**PROMPT**
Could you write out every entry exactly as it stands?
— start RECORDS PROVIDED —
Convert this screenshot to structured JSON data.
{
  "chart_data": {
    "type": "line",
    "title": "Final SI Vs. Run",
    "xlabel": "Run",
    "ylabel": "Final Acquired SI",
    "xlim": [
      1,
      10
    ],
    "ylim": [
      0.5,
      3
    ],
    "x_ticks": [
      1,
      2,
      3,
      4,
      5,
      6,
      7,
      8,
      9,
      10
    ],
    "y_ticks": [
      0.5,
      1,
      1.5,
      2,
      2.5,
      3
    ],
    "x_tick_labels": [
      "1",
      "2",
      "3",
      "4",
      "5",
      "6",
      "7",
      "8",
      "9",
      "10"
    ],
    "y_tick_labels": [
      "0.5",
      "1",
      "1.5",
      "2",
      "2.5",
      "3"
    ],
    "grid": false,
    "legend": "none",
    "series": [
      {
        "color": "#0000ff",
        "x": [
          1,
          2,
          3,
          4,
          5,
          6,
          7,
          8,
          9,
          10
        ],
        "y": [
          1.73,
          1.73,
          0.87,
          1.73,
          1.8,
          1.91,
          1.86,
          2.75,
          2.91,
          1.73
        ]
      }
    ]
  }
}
— end RECORDS PROVIDED —
**FULL RESPONSE**
Convert this screenshot to structured JSON data.
{
  "chart_data": {
    "type": "line",
    "title": "Final SI Vs. Run",
    "xlabel": "Run",
    "ylabel": "Final Acquired SI",
    "xlim": [
      1,
      10
    ],
    "ylim": [
      0.5,
      3
    ],
    "x_ticks": [
      1,
      2,
      3,
      4,
      5,
      6,
      7,
      8,
      9,
      10
    ],
    "y_ticks": [
      0.5,
      1,
      1.5,
      2,
      2.5,
      3
    ],
    "x_tick_labels": [
      "1",
      "2",
      "3",
      "4",
      "5",
      "6",
      "7",
      "8",
      "9",
      "10"
    ],
    "y_tick_labels": [
      "0.5",
      "1",
      "1.5",
      "2",
      "2.5",
      "3"
    ],
    "grid": false,
    "legend": "none",
    "series": [
      {
        "color": "#0000ff",
        "x": [
          1,
          2,
          3,
          4,
          5,
          6,
          7,
          8,
          9,
          10
        ],
        "y": [
          1.73,
          1.73,
          0.87,
          1.73,
          1.8,
          1.91,
          1.86,
          2.75,
          2.91,
          1.73
        ]
      }
    ]
  }
}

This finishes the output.